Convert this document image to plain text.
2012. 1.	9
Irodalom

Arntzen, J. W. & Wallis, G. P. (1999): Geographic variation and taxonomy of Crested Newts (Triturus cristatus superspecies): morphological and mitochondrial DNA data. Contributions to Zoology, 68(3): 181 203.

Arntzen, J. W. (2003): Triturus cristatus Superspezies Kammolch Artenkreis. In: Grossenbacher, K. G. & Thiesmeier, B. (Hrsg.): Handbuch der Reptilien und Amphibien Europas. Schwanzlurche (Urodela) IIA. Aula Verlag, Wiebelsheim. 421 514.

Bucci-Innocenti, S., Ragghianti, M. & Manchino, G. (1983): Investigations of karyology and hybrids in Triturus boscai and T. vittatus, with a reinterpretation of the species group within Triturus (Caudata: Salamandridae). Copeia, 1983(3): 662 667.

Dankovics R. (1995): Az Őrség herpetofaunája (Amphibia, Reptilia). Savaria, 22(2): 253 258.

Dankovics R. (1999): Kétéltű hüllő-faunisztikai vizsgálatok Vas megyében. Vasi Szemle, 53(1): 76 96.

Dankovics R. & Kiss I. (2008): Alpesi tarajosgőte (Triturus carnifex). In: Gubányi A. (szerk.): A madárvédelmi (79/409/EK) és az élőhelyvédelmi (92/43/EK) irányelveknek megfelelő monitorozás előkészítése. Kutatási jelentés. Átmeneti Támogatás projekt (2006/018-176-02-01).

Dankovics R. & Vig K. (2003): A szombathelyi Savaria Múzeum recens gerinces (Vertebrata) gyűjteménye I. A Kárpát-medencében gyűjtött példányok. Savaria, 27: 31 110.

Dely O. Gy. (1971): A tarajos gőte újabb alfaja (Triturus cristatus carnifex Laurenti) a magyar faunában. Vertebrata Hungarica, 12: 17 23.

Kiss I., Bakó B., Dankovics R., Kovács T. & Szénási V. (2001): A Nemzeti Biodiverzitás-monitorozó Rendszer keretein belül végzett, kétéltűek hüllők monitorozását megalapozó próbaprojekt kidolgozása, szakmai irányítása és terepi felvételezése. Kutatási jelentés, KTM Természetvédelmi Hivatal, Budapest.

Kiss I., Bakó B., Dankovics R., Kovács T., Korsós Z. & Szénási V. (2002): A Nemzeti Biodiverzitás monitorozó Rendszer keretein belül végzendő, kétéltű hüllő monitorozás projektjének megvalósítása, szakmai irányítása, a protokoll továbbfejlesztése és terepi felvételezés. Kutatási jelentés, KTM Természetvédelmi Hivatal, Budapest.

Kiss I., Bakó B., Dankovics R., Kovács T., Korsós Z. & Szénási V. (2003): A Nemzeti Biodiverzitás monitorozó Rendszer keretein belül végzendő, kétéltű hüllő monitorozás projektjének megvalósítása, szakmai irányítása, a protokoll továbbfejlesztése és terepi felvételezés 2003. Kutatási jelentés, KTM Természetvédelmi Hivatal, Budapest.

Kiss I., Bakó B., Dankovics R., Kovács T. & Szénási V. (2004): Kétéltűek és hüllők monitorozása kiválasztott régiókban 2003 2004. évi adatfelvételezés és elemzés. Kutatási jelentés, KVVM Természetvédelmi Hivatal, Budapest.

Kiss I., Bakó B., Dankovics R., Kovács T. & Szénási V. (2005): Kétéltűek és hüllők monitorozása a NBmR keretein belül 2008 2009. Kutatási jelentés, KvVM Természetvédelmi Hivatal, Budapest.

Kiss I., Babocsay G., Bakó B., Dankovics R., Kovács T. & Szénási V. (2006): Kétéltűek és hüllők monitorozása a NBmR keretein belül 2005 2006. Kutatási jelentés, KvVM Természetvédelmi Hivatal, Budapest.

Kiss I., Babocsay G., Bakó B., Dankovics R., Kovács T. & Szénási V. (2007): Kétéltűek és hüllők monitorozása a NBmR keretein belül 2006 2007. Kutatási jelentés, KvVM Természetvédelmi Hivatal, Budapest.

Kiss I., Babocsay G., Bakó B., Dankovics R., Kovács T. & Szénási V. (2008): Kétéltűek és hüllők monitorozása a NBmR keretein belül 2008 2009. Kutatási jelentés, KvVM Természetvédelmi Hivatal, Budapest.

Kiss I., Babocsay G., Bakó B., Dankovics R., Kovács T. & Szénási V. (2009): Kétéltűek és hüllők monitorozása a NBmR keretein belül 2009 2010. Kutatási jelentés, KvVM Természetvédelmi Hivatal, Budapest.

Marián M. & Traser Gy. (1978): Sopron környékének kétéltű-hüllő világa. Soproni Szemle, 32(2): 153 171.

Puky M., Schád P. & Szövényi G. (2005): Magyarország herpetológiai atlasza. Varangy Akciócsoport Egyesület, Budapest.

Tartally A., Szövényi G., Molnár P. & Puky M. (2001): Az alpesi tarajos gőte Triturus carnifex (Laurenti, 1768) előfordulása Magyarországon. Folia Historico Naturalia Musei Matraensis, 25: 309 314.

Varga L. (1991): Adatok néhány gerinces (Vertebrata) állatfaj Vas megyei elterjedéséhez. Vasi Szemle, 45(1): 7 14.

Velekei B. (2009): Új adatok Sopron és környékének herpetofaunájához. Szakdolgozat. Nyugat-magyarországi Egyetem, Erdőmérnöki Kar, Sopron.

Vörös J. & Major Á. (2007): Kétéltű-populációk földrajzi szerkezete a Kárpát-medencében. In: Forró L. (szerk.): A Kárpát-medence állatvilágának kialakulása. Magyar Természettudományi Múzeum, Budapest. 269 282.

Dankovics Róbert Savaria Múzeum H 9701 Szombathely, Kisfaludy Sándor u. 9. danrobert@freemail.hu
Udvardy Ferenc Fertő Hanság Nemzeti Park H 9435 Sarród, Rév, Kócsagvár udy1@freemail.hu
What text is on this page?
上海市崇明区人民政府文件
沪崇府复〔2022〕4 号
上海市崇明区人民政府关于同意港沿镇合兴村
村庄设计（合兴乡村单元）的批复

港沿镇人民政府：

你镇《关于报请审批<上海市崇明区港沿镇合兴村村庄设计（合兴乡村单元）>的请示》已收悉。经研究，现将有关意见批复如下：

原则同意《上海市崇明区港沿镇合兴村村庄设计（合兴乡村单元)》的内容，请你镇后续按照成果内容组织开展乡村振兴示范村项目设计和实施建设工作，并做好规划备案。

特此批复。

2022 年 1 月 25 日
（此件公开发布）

**WHAT YOU NEED TO DO**
From the listing above, collect every line that mentions the word "Vertebrata".

**FINISHED ANSWER**
Dankovics R. & Vig K. (2003): A szombathelyi Savaria Múzeum recens gerinces (Vertebrata) gyűjteménye I. A Kárpát-medencében gyűjtött példányok. Savaria, 27: 31 110.
Dely O. Gy. (1971): A tarajos gőte újabb alfaja (Triturus cristatus carnifex Laurenti) a magyar faunában. Vertebrata Hungarica, 12: 17 23.
Varga L. (1991): Adatok néhány gerinces (Vertebrata) állatfaj Vas megyei elterjedéséhez. Vasi Szemle, 45(1): 7 14.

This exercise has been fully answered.